» Aim
Print the records unchanged from their first line through the line containing "235, 201, 268]", including both of those lines.

» Provided information
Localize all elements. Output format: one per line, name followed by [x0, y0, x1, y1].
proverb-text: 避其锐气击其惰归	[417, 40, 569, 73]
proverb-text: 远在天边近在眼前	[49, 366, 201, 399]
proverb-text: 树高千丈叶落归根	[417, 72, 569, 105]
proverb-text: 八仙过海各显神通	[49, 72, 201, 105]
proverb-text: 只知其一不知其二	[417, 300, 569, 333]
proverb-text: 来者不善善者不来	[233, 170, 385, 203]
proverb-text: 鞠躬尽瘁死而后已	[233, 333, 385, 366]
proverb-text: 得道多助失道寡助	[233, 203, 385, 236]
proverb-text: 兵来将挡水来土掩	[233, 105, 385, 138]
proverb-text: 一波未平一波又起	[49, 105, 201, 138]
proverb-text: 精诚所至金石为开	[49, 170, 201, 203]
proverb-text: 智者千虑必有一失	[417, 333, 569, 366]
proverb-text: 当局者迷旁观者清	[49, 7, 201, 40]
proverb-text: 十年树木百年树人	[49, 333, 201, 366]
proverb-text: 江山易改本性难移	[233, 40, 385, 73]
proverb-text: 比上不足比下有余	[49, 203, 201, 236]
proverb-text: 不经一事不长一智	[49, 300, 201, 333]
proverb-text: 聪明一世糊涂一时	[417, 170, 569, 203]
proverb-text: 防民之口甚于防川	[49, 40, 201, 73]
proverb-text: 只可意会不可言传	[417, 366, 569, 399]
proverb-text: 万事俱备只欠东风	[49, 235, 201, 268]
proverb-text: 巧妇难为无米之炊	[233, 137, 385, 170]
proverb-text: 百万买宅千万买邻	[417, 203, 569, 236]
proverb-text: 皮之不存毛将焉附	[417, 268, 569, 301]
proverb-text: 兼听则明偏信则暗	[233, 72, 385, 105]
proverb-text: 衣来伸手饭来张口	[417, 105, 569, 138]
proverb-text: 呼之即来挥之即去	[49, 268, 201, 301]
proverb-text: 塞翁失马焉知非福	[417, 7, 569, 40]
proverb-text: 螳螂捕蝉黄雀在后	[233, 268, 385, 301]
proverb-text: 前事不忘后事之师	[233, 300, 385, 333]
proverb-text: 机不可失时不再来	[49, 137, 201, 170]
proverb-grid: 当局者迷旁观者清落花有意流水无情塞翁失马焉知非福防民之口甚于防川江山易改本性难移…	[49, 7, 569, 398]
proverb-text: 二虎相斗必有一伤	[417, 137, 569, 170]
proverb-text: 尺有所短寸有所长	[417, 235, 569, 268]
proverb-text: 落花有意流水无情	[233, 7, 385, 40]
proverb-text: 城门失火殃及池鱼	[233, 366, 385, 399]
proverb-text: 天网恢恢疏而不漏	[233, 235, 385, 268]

» Completed exercise
Localize all elements. Output format: one per line, name followed by [x0, y0, x1, y1].
proverb-text: 避其锐气击其惰归	[417, 40, 569, 73]
proverb-text: 远在天边近在眼前	[49, 366, 201, 399]
proverb-text: 树高千丈叶落归根	[417, 72, 569, 105]
proverb-text: 八仙过海各显神通	[49, 72, 201, 105]
proverb-text: 只知其一不知其二	[417, 300, 569, 333]
proverb-text: 来者不善善者不来	[233, 170, 385, 203]
proverb-text: 鞠躬尽瘁死而后已	[233, 333, 385, 366]
proverb-text: 得道多助失道寡助	[233, 203, 385, 236]
proverb-text: 兵来将挡水来土掩	[233, 105, 385, 138]
proverb-text: 一波未平一波又起	[49, 105, 201, 138]
proverb-text: 精诚所至金石为开	[49, 170, 201, 203]
proverb-text: 智者千虑必有一失	[417, 333, 569, 366]
proverb-text: 当局者迷旁观者清	[49, 7, 201, 40]
proverb-text: 十年树木百年树人	[49, 333, 201, 366]
proverb-text: 江山易改本性难移	[233, 40, 385, 73]
proverb-text: 比上不足比下有余	[49, 203, 201, 236]
proverb-text: 不经一事不长一智	[49, 300, 201, 333]
proverb-text: 聪明一世糊涂一时	[417, 170, 569, 203]
proverb-text: 防民之口甚于防川	[49, 40, 201, 73]
proverb-text: 只可意会不可言传	[417, 366, 569, 399]
proverb-text: 万事俱备只欠东风	[49, 235, 201, 268]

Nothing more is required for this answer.